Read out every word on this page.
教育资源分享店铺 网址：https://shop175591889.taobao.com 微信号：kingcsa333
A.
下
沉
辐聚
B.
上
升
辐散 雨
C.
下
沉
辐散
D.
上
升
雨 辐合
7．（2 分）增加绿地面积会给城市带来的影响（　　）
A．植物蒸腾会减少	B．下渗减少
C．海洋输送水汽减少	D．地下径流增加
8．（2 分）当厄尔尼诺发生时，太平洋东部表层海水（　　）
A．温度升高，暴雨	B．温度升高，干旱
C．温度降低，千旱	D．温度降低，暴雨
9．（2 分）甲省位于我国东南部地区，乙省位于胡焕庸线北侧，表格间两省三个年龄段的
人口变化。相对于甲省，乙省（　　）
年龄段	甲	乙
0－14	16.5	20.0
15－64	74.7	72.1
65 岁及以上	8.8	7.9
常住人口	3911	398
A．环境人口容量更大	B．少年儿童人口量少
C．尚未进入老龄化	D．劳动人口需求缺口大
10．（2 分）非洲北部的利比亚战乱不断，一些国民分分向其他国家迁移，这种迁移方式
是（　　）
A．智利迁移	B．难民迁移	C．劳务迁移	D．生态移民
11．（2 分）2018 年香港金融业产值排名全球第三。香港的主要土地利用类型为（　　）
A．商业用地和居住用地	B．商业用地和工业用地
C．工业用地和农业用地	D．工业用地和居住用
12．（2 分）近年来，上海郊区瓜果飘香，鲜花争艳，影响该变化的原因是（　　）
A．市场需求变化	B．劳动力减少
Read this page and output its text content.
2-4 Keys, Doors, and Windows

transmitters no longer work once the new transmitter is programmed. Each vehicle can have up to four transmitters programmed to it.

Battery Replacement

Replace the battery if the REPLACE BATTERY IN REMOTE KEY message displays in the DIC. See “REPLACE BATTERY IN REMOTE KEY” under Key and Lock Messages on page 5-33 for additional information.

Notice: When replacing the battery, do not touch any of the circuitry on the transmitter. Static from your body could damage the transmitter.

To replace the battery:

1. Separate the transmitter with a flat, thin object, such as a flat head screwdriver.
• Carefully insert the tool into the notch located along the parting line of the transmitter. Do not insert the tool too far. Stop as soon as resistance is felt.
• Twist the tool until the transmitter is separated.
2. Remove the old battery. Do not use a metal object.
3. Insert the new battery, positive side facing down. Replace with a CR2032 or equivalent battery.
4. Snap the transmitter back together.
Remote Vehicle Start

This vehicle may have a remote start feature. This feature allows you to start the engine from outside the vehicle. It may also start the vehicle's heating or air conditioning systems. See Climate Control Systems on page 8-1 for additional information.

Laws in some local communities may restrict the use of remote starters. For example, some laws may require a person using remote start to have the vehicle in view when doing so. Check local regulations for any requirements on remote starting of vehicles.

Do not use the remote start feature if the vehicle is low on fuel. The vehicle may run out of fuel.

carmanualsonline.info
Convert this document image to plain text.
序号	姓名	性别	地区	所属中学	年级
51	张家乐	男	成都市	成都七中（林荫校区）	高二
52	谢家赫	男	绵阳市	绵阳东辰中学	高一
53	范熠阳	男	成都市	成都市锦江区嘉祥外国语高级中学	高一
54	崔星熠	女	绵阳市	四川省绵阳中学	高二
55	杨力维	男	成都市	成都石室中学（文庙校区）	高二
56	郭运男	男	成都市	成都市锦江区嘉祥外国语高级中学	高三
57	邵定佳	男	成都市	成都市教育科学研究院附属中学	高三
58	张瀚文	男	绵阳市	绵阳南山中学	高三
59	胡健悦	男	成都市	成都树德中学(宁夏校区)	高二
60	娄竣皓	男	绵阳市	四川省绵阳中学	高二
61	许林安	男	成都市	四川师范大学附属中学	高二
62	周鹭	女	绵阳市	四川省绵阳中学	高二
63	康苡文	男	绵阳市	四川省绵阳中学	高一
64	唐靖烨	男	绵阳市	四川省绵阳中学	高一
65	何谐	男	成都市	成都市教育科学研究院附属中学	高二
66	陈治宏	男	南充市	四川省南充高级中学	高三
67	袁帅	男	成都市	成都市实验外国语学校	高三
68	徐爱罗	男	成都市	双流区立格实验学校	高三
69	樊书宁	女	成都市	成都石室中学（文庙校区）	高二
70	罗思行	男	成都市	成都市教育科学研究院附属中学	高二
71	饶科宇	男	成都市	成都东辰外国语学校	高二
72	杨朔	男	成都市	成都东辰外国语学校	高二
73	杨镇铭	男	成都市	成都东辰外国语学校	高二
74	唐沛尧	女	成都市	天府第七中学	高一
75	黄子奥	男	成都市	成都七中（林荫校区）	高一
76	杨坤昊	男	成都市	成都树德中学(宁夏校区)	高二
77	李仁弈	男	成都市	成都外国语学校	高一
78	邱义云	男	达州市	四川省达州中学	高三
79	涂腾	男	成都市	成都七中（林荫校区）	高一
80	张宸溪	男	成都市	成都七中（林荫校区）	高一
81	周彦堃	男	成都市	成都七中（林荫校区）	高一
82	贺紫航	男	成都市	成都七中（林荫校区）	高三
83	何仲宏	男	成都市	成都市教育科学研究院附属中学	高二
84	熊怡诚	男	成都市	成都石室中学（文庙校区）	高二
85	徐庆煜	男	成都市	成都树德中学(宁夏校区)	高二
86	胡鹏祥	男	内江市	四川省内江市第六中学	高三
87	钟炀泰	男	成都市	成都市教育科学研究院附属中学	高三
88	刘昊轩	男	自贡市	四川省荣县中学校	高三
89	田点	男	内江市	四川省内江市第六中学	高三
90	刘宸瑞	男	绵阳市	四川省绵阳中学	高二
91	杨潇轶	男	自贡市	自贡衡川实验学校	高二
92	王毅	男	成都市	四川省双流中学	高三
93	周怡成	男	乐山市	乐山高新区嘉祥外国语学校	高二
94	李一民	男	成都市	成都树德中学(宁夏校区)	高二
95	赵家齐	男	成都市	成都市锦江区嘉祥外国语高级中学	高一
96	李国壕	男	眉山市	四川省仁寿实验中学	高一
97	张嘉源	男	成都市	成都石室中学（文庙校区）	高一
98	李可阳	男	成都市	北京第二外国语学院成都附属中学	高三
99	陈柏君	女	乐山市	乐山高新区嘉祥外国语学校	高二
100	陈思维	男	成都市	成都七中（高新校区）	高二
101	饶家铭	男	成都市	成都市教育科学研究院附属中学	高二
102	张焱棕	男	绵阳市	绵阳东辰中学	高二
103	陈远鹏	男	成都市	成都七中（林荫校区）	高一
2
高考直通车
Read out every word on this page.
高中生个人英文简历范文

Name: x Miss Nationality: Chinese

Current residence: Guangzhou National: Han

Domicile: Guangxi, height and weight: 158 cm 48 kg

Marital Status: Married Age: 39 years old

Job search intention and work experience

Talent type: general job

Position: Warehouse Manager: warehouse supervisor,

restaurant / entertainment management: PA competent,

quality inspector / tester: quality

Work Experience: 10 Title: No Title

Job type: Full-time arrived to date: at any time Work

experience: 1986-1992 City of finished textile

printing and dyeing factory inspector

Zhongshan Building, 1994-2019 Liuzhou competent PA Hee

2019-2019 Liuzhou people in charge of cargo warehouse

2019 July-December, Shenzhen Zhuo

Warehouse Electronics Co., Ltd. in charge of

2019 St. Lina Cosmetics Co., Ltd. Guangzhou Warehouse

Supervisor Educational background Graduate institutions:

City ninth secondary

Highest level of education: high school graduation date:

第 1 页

******

» **GOAL**: In the entries above, count every line containing the word "成都市锦江区嘉祥外国语高级中学". Write only the total.

» **EXERCISE ANSWER**: 3